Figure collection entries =
========

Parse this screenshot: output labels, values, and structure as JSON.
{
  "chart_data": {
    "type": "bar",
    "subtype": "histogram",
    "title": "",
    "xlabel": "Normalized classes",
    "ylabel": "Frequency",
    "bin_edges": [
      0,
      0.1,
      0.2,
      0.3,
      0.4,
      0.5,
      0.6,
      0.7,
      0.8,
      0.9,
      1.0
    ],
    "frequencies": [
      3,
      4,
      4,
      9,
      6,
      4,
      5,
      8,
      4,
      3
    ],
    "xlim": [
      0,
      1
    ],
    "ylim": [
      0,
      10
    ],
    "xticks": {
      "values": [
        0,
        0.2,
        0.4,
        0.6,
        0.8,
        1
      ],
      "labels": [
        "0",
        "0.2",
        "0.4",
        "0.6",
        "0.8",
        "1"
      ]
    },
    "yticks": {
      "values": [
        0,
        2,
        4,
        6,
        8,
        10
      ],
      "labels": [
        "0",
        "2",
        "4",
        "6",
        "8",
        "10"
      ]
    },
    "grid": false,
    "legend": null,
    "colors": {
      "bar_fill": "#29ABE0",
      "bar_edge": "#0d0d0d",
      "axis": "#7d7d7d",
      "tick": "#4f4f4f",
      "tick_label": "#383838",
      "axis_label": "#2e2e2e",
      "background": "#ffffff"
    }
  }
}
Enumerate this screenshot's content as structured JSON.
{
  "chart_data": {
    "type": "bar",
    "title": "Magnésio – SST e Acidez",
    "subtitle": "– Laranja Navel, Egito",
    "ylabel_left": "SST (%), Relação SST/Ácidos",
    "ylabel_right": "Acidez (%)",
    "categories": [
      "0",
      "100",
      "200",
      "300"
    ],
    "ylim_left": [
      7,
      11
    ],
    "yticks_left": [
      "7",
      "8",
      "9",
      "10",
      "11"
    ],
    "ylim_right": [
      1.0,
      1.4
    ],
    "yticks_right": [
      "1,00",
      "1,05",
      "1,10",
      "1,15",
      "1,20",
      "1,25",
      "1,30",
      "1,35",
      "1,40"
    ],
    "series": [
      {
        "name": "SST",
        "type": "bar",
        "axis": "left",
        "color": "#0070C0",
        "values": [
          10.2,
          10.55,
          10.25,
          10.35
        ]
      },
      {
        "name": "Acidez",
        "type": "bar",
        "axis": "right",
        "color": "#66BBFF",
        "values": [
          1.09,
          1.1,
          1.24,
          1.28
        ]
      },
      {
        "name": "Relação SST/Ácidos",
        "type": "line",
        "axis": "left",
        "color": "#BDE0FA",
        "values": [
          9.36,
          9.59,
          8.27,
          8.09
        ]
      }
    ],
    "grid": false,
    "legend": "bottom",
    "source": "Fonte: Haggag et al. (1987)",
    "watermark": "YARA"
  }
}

========

EXERCISE INSTRUCTIONS = Extract the complete data, matching each line exactly.

EXERCISE SOLUTION =
Parse this screenshot: output labels, values, and structure as JSON.
{
  "chart_data": {
    "type": "bar",
    "subtype": "histogram",
    "title": "",
    "xlabel": "Normalized classes",
    "ylabel": "Frequency",
    "bin_edges": [
      0,
      0.1,
      0.2,
      0.3,
      0.4,
      0.5,
      0.6,
      0.7,
      0.8,
      0.9,
      1.0
    ],
    "frequencies": [
      3,
      4,
      4,
      9,
      6,
      4,
      5,
      8,
      4,
      3
    ],
    "xlim": [
      0,
      1
    ],
    "ylim": [
      0,
      10
    ],
    "xticks": {
      "values": [
        0,
        0.2,
        0.4,
        0.6,
        0.8,
        1
      ],
      "labels": [
        "0",
        "0.2",
        "0.4",
        "0.6",
        "0.8",
        "1"
      ]
    },
    "yticks": {
      "values": [
        0,
        2,
        4,
        6,
        8,
        10
      ],
      "labels": [
        "0",
        "2",
        "4",
        "6",
        "8",
        "10"
      ]
    },
    "grid": false,
    "legend": null,
    "colors": {
      "bar_fill": "#29ABE0",
      "bar_edge": "#0d0d0d",
      "axis": "#7d7d7d",
      "tick": "#4f4f4f",
      "tick_label": "#383838",
      "axis_label": "#2e2e2e",
      "background": "#ffffff"
    }
  }
}
Enumerate this screenshot's content as structured JSON.
{
  "chart_data": {
    "type": "bar",
    "title": "Magnésio – SST e Acidez",
    "subtitle": "– Laranja Navel, Egito",
    "ylabel_left": "SST (%), Relação SST/Ácidos",
    "ylabel_right": "Acidez (%)",
    "categories": [
      "0",
      "100",
      "200",
      "300"
    ],
    "ylim_left": [
      7,
      11
    ],
    "yticks_left": [
      "7",
      "8",
      "9",
      "10",
      "11"
    ],
    "ylim_right": [
      1.0,
      1.4
    ],
    "yticks_right": [
      "1,00",
      "1,05",
      "1,10",
      "1,15",
      "1,20",
      "1,25",
      "1,30",
      "1,35",
      "1,40"
    ],
    "series": [
      {
        "name": "SST",
        "type": "bar",
        "axis": "left",
        "color": "#0070C0",
        "values": [
          10.2,
          10.55,
          10.25,
          10.35
        ]
      },
      {
        "name": "Acidez",
        "type": "bar",
        "axis": "right",
        "color": "#66BBFF",
        "values": [
          1.09,
          1.1,
          1.24,
          1.28
        ]
      },
      {
        "name": "Relação SST/Ácidos",
        "type": "line",
        "axis": "left",
        "color": "#BDE0FA",
        "values": [
          9.36,
          9.59,
          8.27,
          8.09
        ]
      }
    ],
    "grid": false,
    "legend": "bottom",
    "source": "Fonte: Haggag et al. (1987)",
    "watermark": "YARA"
  }
}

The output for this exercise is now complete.